[Goal] Below is some material; set it all down exactly, apart from the pictures.

Records about charts and figures
========
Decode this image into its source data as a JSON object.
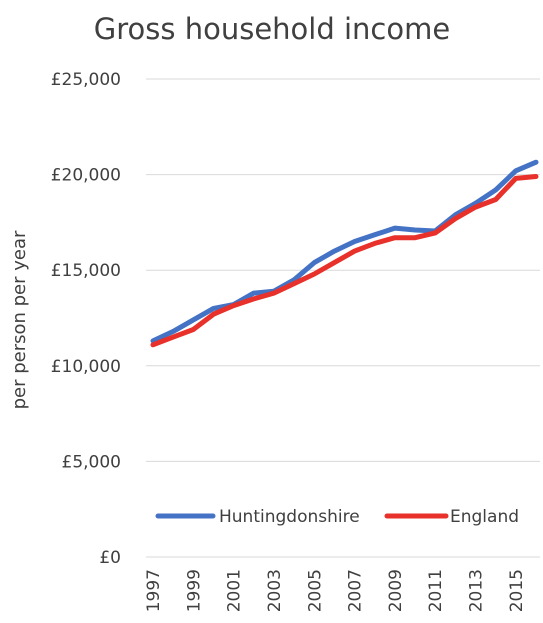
{
  "chart_data": {
    "type": "line",
    "title": "Gross household income",
    "ylabel": "per person per year",
    "xlabel": "",
    "ylim": [
      0,
      25000
    ],
    "yticks": [
      0,
      5000,
      10000,
      15000,
      20000,
      25000
    ],
    "ytick_labels": [
      "£0",
      "£5,000",
      "£10,000",
      "£15,000",
      "£20,000",
      "£25,000"
    ],
    "x": [
      1997,
      1998,
      1999,
      2000,
      2001,
      2002,
      2003,
      2004,
      2005,
      2006,
      2007,
      2008,
      2009,
      2010,
      2011,
      2012,
      2013,
      2014,
      2015,
      2016
    ],
    "xtick_labels": [
      "1997",
      "1999",
      "2001",
      "2003",
      "2005",
      "2007",
      "2009",
      "2011",
      "2013",
      "2015"
    ],
    "series": [
      {
        "name": "Huntingdonshire",
        "color": "#4472c4",
        "values": [
          11300,
          11800,
          12400,
          13000,
          13200,
          13800,
          13900,
          14500,
          15400,
          16000,
          16500,
          16850,
          17200,
          17100,
          17050,
          17900,
          18500,
          19200,
          20200,
          20650
        ]
      },
      {
        "name": "England",
        "color": "#e8312a",
        "values": [
          11100,
          11500,
          11900,
          12700,
          13150,
          13500,
          13800,
          14300,
          14800,
          15400,
          16000,
          16400,
          16700,
          16700,
          16950,
          17700,
          18300,
          18700,
          19800,
          19900
        ]
      }
    ],
    "grid": true,
    "legend_position": "lower-right"
  }
}
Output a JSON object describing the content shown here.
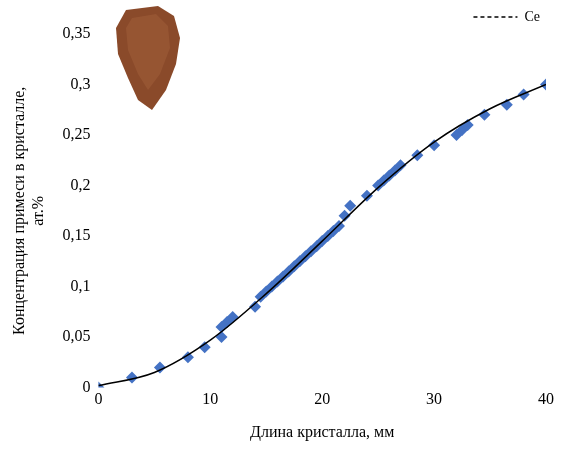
{
  "chart_data": {
    "type": "scatter",
    "x_label": "Длина кристалла, мм",
    "y_label": "Концентрация примеси в кристалле, ат.%",
    "xlim": [
      0,
      40
    ],
    "xticks": [
      0,
      10,
      20,
      30,
      40
    ],
    "ylim": [
      0,
      0.35
    ],
    "yticks": [
      0,
      {
        "value": 0.05,
        "label": "0,05"
      },
      {
        "value": 0.1,
        "label": "0,1"
      },
      {
        "value": 0.15,
        "label": "0,15"
      },
      {
        "value": 0.2,
        "label": "0,2"
      },
      {
        "value": 0.25,
        "label": "0,25"
      },
      {
        "value": 0.3,
        "label": "0,3"
      },
      {
        "value": 0.35,
        "label": "0,35"
      }
    ],
    "grid": false,
    "legend": "upper right",
    "series": [
      {
        "type": "scatter",
        "marker": "diamond",
        "color": "#4472c4",
        "x": [
          0,
          3,
          5.5,
          8,
          9.5,
          11,
          11,
          11.5,
          12,
          14,
          14.5,
          15,
          15.5,
          16,
          16.5,
          17,
          17.5,
          18,
          18.5,
          19,
          19.5,
          20,
          20.5,
          21,
          21.5,
          22,
          22.5,
          24,
          25,
          25.5,
          26,
          26.5,
          27,
          28.5,
          30,
          32,
          32.5,
          33,
          34.5,
          36.5,
          38,
          40
        ],
        "values": [
          0,
          0.01,
          0.02,
          0.03,
          0.04,
          0.05,
          0.06,
          0.065,
          0.07,
          0.08,
          0.09,
          0.095,
          0.1,
          0.105,
          0.11,
          0.115,
          0.12,
          0.125,
          0.13,
          0.135,
          0.14,
          0.145,
          0.15,
          0.155,
          0.16,
          0.17,
          0.18,
          0.19,
          0.2,
          0.205,
          0.21,
          0.215,
          0.22,
          0.23,
          0.24,
          0.25,
          0.255,
          0.26,
          0.27,
          0.28,
          0.29,
          0.3
        ]
      },
      {
        "name": "Ce",
        "type": "line",
        "line_style": "solid",
        "color": "#000000",
        "x": [
          0,
          5,
          10,
          15,
          20,
          25,
          30,
          35,
          40
        ],
        "values": [
          0.002,
          0.015,
          0.047,
          0.093,
          0.145,
          0.198,
          0.243,
          0.276,
          0.3
        ]
      }
    ]
  }
}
========
[Task output]
Decode this image into its source data as a JSON object.
{
  "chart_data": {
    "type": "line",
    "title": "Gross household income",
    "ylabel": "per person per year",
    "xlabel": "",
    "ylim": [
      0,
      25000
    ],
    "yticks": [
      0,
      5000,
      10000,
      15000,
      20000,
      25000
    ],
    "ytick_labels": [
      "£0",
      "£5,000",
      "£10,000",
      "£15,000",
      "£20,000",
      "£25,000"
    ],
    "x": [
      1997,
      1998,
      1999,
      2000,
      2001,
      2002,
      2003,
      2004,
      2005,
      2006,
      2007,
      2008,
      2009,
      2010,
      2011,
      2012,
      2013,
      2014,
      2015,
      2016
    ],
    "xtick_labels": [
      "1997",
      "1999",
      "2001",
      "2003",
      "2005",
      "2007",
      "2009",
      "2011",
      "2013",
      "2015"
    ],
    "series": [
      {
        "name": "Huntingdonshire",
        "color": "#4472c4",
        "values": [
          11300,
          11800,
          12400,
          13000,
          13200,
          13800,
          13900,
          14500,
          15400,
          16000,
          16500,
          16850,
          17200,
          17100,
          17050,
          17900,
          18500,
          19200,
          20200,
          20650
        ]
      },
      {
        "name": "England",
        "color": "#e8312a",
        "values": [
          11100,
          11500,
          11900,
          12700,
          13150,
          13500,
          13800,
          14300,
          14800,
          15400,
          16000,
          16400,
          16700,
          16700,
          16950,
          17700,
          18300,
          18700,
          19800,
          19900
        ]
      }
    ],
    "grid": true,
    "legend_position": "lower-right"
  }
}
Output a JSON object describing the content shown here.
{
  "chart_data": {
    "type": "scatter",
    "x_label": "Длина кристалла, мм",
    "y_label": "Концентрация примеси в кристалле, ат.%",
    "xlim": [
      0,
      40
    ],
    "xticks": [
      0,
      10,
      20,
      30,
      40
    ],
    "ylim": [
      0,
      0.35
    ],
    "yticks": [
      0,
      {
        "value": 0.05,
        "label": "0,05"
      },
      {
        "value": 0.1,
        "label": "0,1"
      },
      {
        "value": 0.15,
        "label": "0,15"
      },
      {
        "value": 0.2,
        "label": "0,2"
      },
      {
        "value": 0.25,
        "label": "0,25"
      },
      {
        "value": 0.3,
        "label": "0,3"
      },
      {
        "value": 0.35,
        "label": "0,35"
      }
    ],
    "grid": false,
    "legend": "upper right",
    "series": [
      {
        "type": "scatter",
        "marker": "diamond",
        "color": "#4472c4",
        "x": [
          0,
          3,
          5.5,
          8,
          9.5,
          11,
          11,
          11.5,
          12,
          14,
          14.5,
          15,
          15.5,
          16,
          16.5,
          17,
          17.5,
          18,
          18.5,
          19,
          19.5,
          20,
          20.5,
          21,
          21.5,
          22,
          22.5,
          24,
          25,
          25.5,
          26,
          26.5,
          27,
          28.5,
          30,
          32,
          32.5,
          33,
          34.5,
          36.5,
          38,
          40
        ],
        "values": [
          0,
          0.01,
          0.02,
          0.03,
          0.04,
          0.05,
          0.06,
          0.065,
          0.07,
          0.08,
          0.09,
          0.095,
          0.1,
          0.105,
          0.11,
          0.115,
          0.12,
          0.125,
          0.13,
          0.135,
          0.14,
          0.145,
          0.15,
          0.155,
          0.16,
          0.17,
          0.18,
          0.19,
          0.2,
          0.205,
          0.21,
          0.215,
          0.22,
          0.23,
          0.24,
          0.25,
          0.255,
          0.26,
          0.27,
          0.28,
          0.29,
          0.3
        ]
      },
      {
        "name": "Ce",
        "type": "line",
        "line_style": "solid",
        "color": "#000000",
        "x": [
          0,
          5,
          10,
          15,
          20,
          25,
          30,
          35,
          40
        ],
        "values": [
          0.002,
          0.015,
          0.047,
          0.093,
          0.145,
          0.198,
          0.243,
          0.276,
          0.3
        ]
      }
    ]
  }
}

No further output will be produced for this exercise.